Your task is to transcribe the data in full.

——

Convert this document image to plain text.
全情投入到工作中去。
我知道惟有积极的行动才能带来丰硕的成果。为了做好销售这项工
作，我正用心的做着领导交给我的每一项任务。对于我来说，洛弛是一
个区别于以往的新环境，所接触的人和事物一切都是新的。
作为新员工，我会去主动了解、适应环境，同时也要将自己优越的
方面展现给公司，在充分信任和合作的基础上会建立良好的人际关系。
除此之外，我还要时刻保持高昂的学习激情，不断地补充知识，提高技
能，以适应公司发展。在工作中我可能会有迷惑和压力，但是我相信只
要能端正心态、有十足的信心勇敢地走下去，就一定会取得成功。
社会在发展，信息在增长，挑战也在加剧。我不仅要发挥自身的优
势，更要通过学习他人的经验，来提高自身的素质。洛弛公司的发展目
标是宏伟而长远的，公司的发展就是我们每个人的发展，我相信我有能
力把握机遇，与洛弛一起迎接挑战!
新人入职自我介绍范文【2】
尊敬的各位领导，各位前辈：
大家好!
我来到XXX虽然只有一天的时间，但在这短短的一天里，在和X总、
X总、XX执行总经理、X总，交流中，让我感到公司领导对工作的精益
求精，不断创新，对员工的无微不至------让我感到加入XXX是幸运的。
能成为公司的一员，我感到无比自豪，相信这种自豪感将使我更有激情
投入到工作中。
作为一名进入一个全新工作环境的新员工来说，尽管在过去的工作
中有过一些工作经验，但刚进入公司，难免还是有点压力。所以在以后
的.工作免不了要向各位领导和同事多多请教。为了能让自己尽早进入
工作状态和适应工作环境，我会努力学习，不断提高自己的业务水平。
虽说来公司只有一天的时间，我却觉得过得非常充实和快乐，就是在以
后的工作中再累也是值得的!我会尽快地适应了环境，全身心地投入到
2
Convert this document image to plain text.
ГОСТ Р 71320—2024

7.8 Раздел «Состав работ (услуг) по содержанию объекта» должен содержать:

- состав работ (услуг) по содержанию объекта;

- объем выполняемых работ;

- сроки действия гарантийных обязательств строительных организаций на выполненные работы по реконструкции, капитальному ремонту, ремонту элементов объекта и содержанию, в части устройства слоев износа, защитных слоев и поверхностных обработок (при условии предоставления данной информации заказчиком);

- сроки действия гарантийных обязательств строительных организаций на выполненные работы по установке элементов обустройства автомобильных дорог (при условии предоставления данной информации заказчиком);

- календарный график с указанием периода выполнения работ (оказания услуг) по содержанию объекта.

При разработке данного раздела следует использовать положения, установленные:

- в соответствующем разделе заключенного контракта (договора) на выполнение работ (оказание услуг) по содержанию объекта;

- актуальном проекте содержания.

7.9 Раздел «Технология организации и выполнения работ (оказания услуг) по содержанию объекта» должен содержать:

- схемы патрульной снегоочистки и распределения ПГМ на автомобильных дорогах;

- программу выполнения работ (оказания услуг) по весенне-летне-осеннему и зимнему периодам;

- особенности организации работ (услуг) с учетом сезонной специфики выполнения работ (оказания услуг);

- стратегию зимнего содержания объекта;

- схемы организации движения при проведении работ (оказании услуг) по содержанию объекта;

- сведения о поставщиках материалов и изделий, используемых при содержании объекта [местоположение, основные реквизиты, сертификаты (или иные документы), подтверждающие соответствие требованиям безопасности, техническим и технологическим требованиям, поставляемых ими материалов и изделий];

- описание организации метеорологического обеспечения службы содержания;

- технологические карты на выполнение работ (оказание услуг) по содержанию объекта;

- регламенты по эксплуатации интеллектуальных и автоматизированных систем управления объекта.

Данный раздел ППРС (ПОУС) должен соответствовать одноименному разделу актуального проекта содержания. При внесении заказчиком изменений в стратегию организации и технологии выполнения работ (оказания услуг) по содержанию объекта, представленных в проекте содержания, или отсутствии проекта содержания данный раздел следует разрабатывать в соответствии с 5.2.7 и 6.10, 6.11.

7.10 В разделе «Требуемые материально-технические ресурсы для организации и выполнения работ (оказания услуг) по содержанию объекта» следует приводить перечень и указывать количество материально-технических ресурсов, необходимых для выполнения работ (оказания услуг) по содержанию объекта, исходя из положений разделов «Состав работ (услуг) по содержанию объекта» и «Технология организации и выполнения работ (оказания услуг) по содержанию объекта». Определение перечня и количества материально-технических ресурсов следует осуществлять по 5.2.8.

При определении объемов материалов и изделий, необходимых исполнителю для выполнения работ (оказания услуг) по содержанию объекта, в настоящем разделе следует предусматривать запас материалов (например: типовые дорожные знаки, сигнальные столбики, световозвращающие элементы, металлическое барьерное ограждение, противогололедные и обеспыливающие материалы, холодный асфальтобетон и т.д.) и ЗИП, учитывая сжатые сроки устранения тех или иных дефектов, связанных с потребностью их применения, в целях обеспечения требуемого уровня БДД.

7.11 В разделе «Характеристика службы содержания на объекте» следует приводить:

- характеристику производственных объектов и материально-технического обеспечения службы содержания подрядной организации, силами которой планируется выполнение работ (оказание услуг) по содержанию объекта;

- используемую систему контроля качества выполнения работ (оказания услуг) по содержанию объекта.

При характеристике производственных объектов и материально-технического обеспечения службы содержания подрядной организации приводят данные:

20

——

- [Output for this exercise]
Convert this document image to plain text.
全情投入到工作中去。
我知道惟有积极的行动才能带来丰硕的成果。为了做好销售这项工
作，我正用心的做着领导交给我的每一项任务。对于我来说，洛弛是一
个区别于以往的新环境，所接触的人和事物一切都是新的。
作为新员工，我会去主动了解、适应环境，同时也要将自己优越的
方面展现给公司，在充分信任和合作的基础上会建立良好的人际关系。
除此之外，我还要时刻保持高昂的学习激情，不断地补充知识，提高技
能，以适应公司发展。在工作中我可能会有迷惑和压力，但是我相信只
要能端正心态、有十足的信心勇敢地走下去，就一定会取得成功。
社会在发展，信息在增长，挑战也在加剧。我不仅要发挥自身的优
势，更要通过学习他人的经验，来提高自身的素质。洛弛公司的发展目
标是宏伟而长远的，公司的发展就是我们每个人的发展，我相信我有能
力把握机遇，与洛弛一起迎接挑战!
新人入职自我介绍范文【2】
尊敬的各位领导，各位前辈：
大家好!
我来到XXX虽然只有一天的时间，但在这短短的一天里，在和X总、
X总、XX执行总经理、X总，交流中，让我感到公司领导对工作的精益
求精，不断创新，对员工的无微不至------让我感到加入XXX是幸运的。
能成为公司的一员，我感到无比自豪，相信这种自豪感将使我更有激情
投入到工作中。
作为一名进入一个全新工作环境的新员工来说，尽管在过去的工作
中有过一些工作经验，但刚进入公司，难免还是有点压力。所以在以后
的.工作免不了要向各位领导和同事多多请教。为了能让自己尽早进入
工作状态和适应工作环境，我会努力学习，不断提高自己的业务水平。
虽说来公司只有一天的时间，我却觉得过得非常充实和快乐，就是在以
后的工作中再累也是值得的!我会尽快地适应了环境，全身心地投入到
2
Convert this document image to plain text.
ГОСТ Р 71320—2024

7.8 Раздел «Состав работ (услуг) по содержанию объекта» должен содержать:

- состав работ (услуг) по содержанию объекта;

- объем выполняемых работ;

- сроки действия гарантийных обязательств строительных организаций на выполненные работы по реконструкции, капитальному ремонту, ремонту элементов объекта и содержанию, в части устройства слоев износа, защитных слоев и поверхностных обработок (при условии предоставления данной информации заказчиком);

- сроки действия гарантийных обязательств строительных организаций на выполненные работы по установке элементов обустройства автомобильных дорог (при условии предоставления данной информации заказчиком);

- календарный график с указанием периода выполнения работ (оказания услуг) по содержанию объекта.

При разработке данного раздела следует использовать положения, установленные:

- в соответствующем разделе заключенного контракта (договора) на выполнение работ (оказание услуг) по содержанию объекта;

- актуальном проекте содержания.

7.9 Раздел «Технология организации и выполнения работ (оказания услуг) по содержанию объекта» должен содержать:

- схемы патрульной снегоочистки и распределения ПГМ на автомобильных дорогах;

- программу выполнения работ (оказания услуг) по весенне-летне-осеннему и зимнему периодам;

- особенности организации работ (услуг) с учетом сезонной специфики выполнения работ (оказания услуг);

- стратегию зимнего содержания объекта;

- схемы организации движения при проведении работ (оказании услуг) по содержанию объекта;

- сведения о поставщиках материалов и изделий, используемых при содержании объекта [местоположение, основные реквизиты, сертификаты (или иные документы), подтверждающие соответствие требованиям безопасности, техническим и технологическим требованиям, поставляемых ими материалов и изделий];

- описание организации метеорологического обеспечения службы содержания;

- технологические карты на выполнение работ (оказание услуг) по содержанию объекта;

- регламенты по эксплуатации интеллектуальных и автоматизированных систем управления объекта.

Данный раздел ППРС (ПОУС) должен соответствовать одноименному разделу актуального проекта содержания. При внесении заказчиком изменений в стратегию организации и технологии выполнения работ (оказания услуг) по содержанию объекта, представленных в проекте содержания, или отсутствии проекта содержания данный раздел следует разрабатывать в соответствии с 5.2.7 и 6.10, 6.11.

7.10 В разделе «Требуемые материально-технические ресурсы для организации и выполнения работ (оказания услуг) по содержанию объекта» следует приводить перечень и указывать количество материально-технических ресурсов, необходимых для выполнения работ (оказания услуг) по содержанию объекта, исходя из положений разделов «Состав работ (услуг) по содержанию объекта» и «Технология организации и выполнения работ (оказания услуг) по содержанию объекта». Определение перечня и количества материально-технических ресурсов следует осуществлять по 5.2.8.

При определении объемов материалов и изделий, необходимых исполнителю для выполнения работ (оказания услуг) по содержанию объекта, в настоящем разделе следует предусматривать запас материалов (например: типовые дорожные знаки, сигнальные столбики, световозвращающие элементы, металлическое барьерное ограждение, противогололедные и обеспыливающие материалы, холодный асфальтобетон и т.д.) и ЗИП, учитывая сжатые сроки устранения тех или иных дефектов, связанных с потребностью их применения, в целях обеспечения требуемого уровня БДД.

7.11 В разделе «Характеристика службы содержания на объекте» следует приводить:

- характеристику производственных объектов и материально-технического обеспечения службы содержания подрядной организации, силами которой планируется выполнение работ (оказание услуг) по содержанию объекта;

- используемую систему контроля качества выполнения работ (оказания услуг) по содержанию объекта.

При характеристике производственных объектов и материально-технического обеспечения службы содержания подрядной организации приводят данные:

20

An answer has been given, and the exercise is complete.